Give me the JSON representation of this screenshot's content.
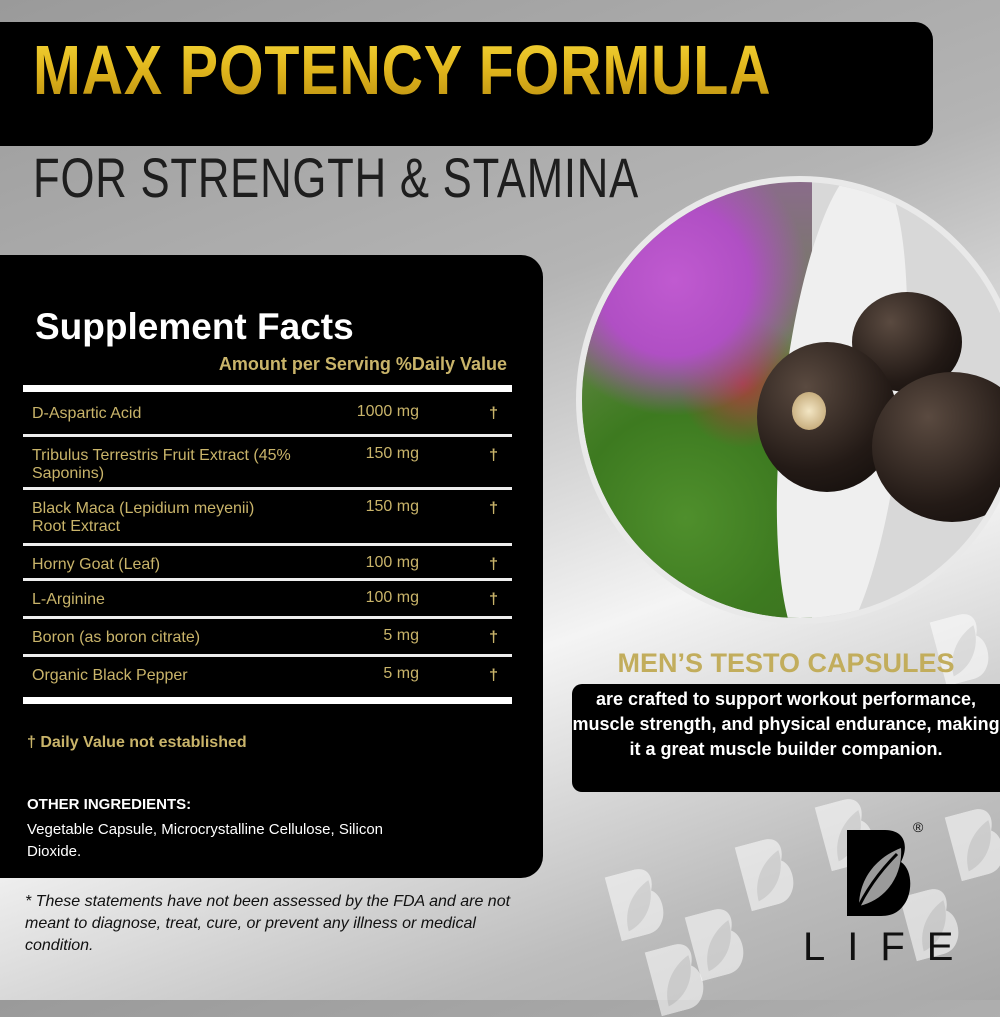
{
  "header": {
    "title": "MAX POTENCY FORMULA",
    "subtitle": "FOR STRENGTH & STAMINA"
  },
  "facts": {
    "title": "Supplement Facts",
    "columns": "Amount per Serving %Daily Value",
    "rows": [
      {
        "name": "D-Aspartic Acid",
        "amount": "1000 mg",
        "dv": "†"
      },
      {
        "name": "Tribulus Terrestris Fruit Extract (45% Saponins)",
        "amount": "150 mg",
        "dv": "†"
      },
      {
        "name": "Black Maca (Lepidium meyenii) Root Extract",
        "amount": "150 mg",
        "dv": "†"
      },
      {
        "name": "Horny Goat (Leaf)",
        "amount": "100 mg",
        "dv": "†"
      },
      {
        "name": "L-Arginine",
        "amount": "100 mg",
        "dv": "†"
      },
      {
        "name": "Boron (as boron citrate)",
        "amount": "5 mg",
        "dv": "†"
      },
      {
        "name": "Organic Black Pepper",
        "amount": "5 mg",
        "dv": "†"
      }
    ],
    "dv_note": "† Daily Value not established",
    "other_heading": "OTHER INGREDIENTS:",
    "other_text": "Vegetable Capsule, Microcrystalline Cellulose, Silicon Dioxide."
  },
  "disclaimer": "* These statements have not been assessed by the FDA and are not meant to diagnose, treat, cure, or prevent any illness or medical condition.",
  "promo": {
    "heading": "MEN’S TESTO CAPSULES",
    "text": "are crafted to support workout performance, muscle strength, and physical endurance, making it a great muscle builder companion."
  },
  "brand": {
    "logo_letter": "B",
    "name": "LIFE",
    "registered": "®"
  },
  "colors": {
    "gold": "#c9b46a",
    "title_gold": "#e8c21c",
    "panel": "#000000"
  }
}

### Problem details
Print all of the records shown above exactly, leaving out each picture.

### Task answer
Give me the JSON representation of this screenshot's content.
{
  "header": {
    "title": "MAX POTENCY FORMULA",
    "subtitle": "FOR STRENGTH & STAMINA"
  },
  "facts": {
    "title": "Supplement Facts",
    "columns": "Amount per Serving %Daily Value",
    "rows": [
      {
        "name": "D-Aspartic Acid",
        "amount": "1000 mg",
        "dv": "†"
      },
      {
        "name": "Tribulus Terrestris Fruit Extract (45% Saponins)",
        "amount": "150 mg",
        "dv": "†"
      },
      {
        "name": "Black Maca (Lepidium meyenii) Root Extract",
        "amount": "150 mg",
        "dv": "†"
      },
      {
        "name": "Horny Goat (Leaf)",
        "amount": "100 mg",
        "dv": "†"
      },
      {
        "name": "L-Arginine",
        "amount": "100 mg",
        "dv": "†"
      },
      {
        "name": "Boron (as boron citrate)",
        "amount": "5 mg",
        "dv": "†"
      },
      {
        "name": "Organic Black Pepper",
        "amount": "5 mg",
        "dv": "†"
      }
    ],
    "dv_note": "† Daily Value not established",
    "other_heading": "OTHER INGREDIENTS:",
    "other_text": "Vegetable Capsule, Microcrystalline Cellulose, Silicon Dioxide."
  },
  "disclaimer": "* These statements have not been assessed by the FDA and are not meant to diagnose, treat, cure, or prevent any illness or medical condition.",
  "promo": {
    "heading": "MEN’S TESTO CAPSULES",
    "text": "are crafted to support workout performance, muscle strength, and physical endurance, making it a great muscle builder companion."
  },
  "brand": {
    "logo_letter": "B",
    "name": "LIFE",
    "registered": "®"
  },
  "colors": {
    "gold": "#c9b46a",
    "title_gold": "#e8c21c",
    "panel": "#000000"
  }
}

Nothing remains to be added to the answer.